From the entries below, copy every line that holds the word "this".

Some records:
◆ ◆ ◆

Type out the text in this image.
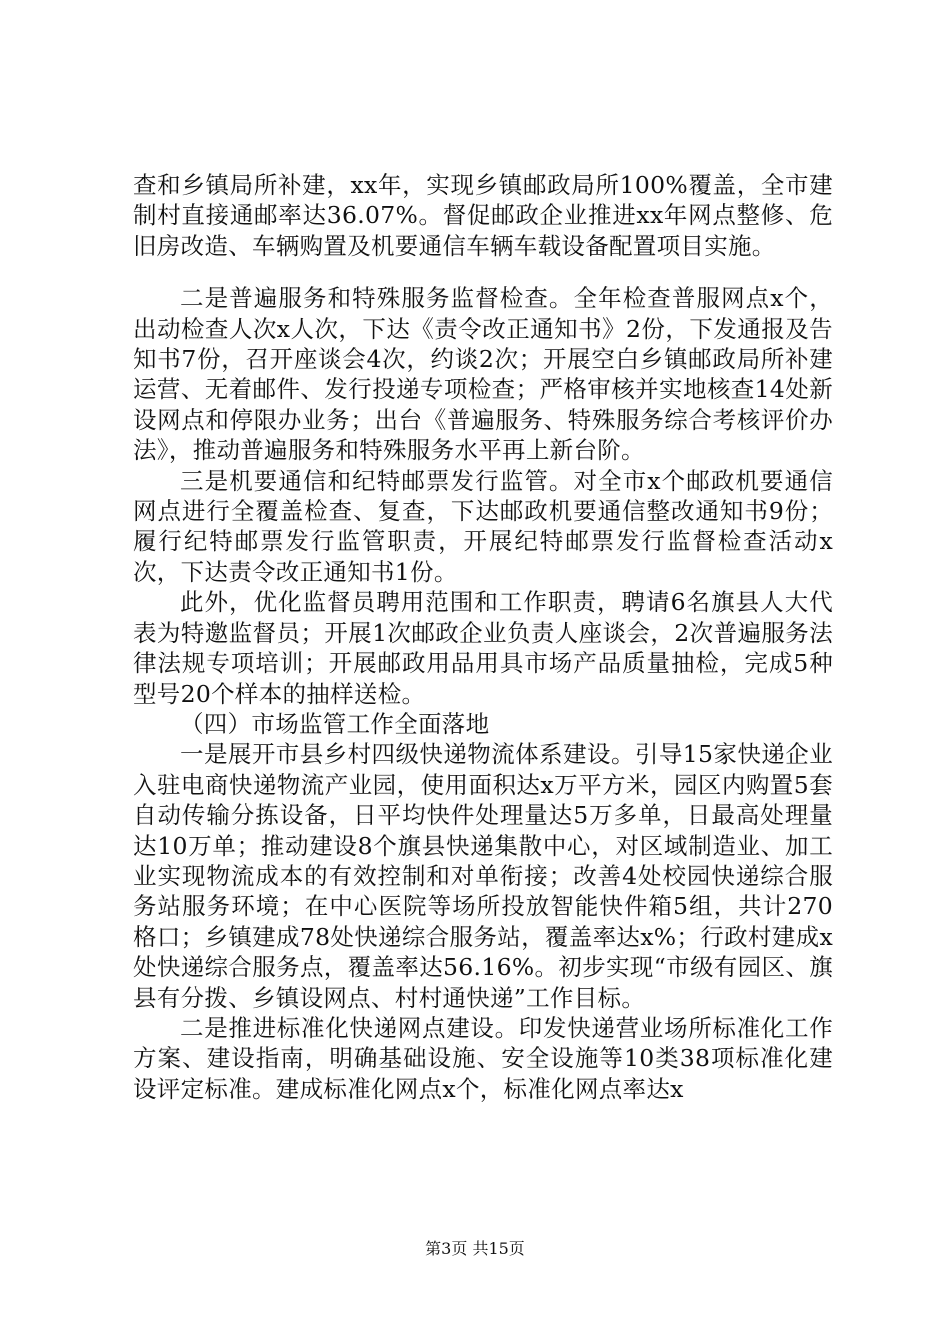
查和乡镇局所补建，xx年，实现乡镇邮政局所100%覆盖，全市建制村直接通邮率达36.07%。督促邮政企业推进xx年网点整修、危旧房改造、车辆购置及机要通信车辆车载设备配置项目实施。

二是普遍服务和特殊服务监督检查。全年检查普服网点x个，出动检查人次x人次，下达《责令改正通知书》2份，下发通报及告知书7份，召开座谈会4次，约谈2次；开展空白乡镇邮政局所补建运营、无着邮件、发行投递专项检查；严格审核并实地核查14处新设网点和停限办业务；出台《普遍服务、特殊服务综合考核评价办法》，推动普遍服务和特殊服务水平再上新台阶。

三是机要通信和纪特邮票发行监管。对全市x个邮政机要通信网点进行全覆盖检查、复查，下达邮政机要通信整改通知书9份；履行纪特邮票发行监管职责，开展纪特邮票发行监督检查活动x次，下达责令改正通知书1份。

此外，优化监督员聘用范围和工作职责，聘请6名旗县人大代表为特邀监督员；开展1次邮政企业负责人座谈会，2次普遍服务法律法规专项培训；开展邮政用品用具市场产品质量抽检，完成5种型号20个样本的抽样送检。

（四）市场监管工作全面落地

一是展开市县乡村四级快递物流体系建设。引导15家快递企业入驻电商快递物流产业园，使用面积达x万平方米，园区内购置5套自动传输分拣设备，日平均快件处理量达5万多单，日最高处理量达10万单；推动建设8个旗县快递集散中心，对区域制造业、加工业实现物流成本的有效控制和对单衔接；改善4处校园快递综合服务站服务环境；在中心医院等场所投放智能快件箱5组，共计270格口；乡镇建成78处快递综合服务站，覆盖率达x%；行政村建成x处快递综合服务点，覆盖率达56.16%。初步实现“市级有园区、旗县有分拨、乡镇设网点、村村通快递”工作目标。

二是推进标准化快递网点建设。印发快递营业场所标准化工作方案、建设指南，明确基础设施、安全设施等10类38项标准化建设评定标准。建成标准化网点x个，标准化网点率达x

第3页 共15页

◆ ◆ ◆

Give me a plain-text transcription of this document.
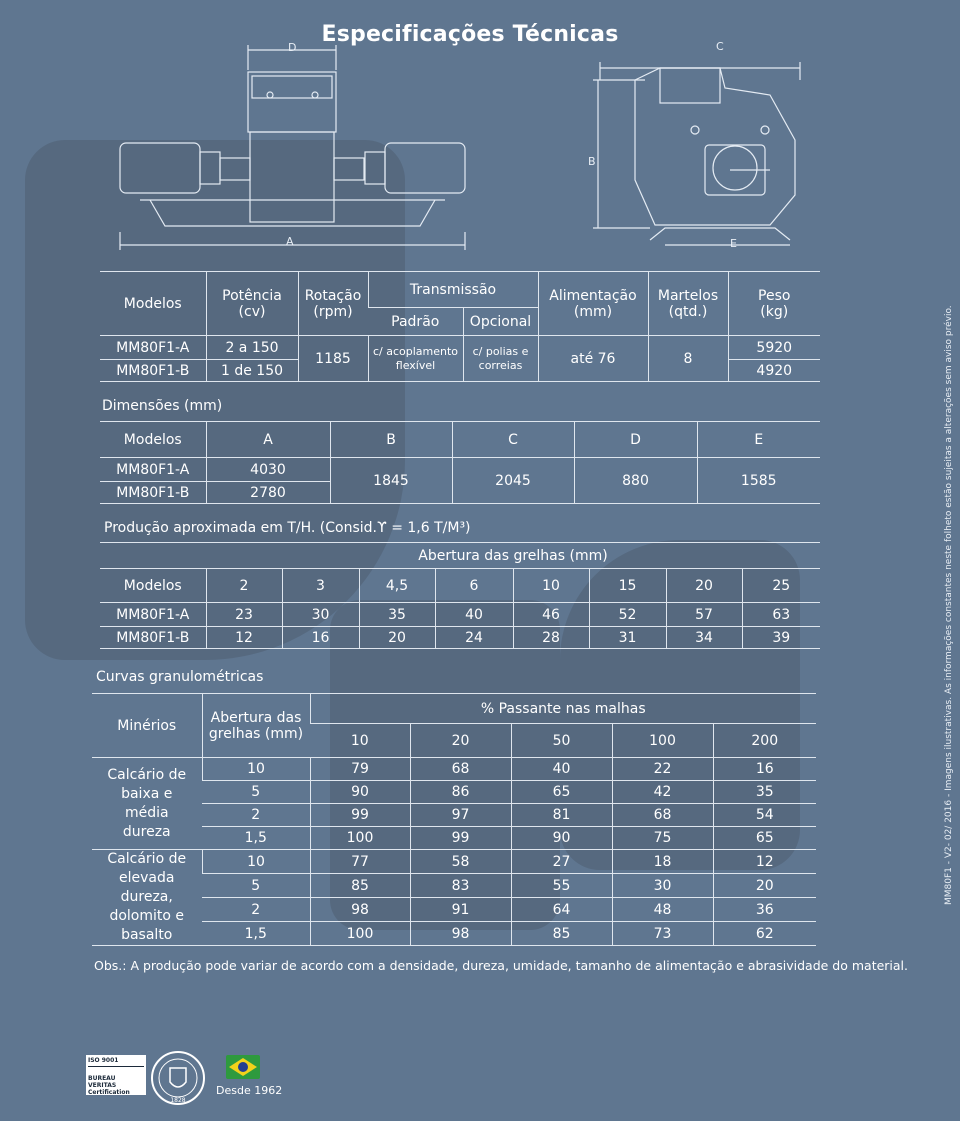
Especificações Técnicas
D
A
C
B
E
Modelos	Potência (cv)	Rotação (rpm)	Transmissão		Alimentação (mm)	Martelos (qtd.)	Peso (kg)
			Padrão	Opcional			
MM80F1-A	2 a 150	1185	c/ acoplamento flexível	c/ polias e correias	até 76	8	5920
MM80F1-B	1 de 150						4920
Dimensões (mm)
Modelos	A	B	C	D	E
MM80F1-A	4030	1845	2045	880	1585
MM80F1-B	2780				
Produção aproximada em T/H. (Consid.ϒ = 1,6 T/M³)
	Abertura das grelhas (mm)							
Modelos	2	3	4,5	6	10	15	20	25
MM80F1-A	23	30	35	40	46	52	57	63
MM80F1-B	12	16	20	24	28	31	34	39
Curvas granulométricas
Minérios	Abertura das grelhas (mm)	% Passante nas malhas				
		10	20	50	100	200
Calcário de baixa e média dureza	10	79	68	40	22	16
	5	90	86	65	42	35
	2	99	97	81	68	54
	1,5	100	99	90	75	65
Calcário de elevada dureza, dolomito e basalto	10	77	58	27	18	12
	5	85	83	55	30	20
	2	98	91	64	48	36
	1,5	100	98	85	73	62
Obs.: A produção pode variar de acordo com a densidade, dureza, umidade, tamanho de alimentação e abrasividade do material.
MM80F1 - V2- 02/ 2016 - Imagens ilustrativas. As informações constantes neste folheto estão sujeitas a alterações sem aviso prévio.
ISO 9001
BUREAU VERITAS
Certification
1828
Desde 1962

◆ ◆ ◆

Correct output
Type out the text in this image.
Give me a plain-text transcription of this document.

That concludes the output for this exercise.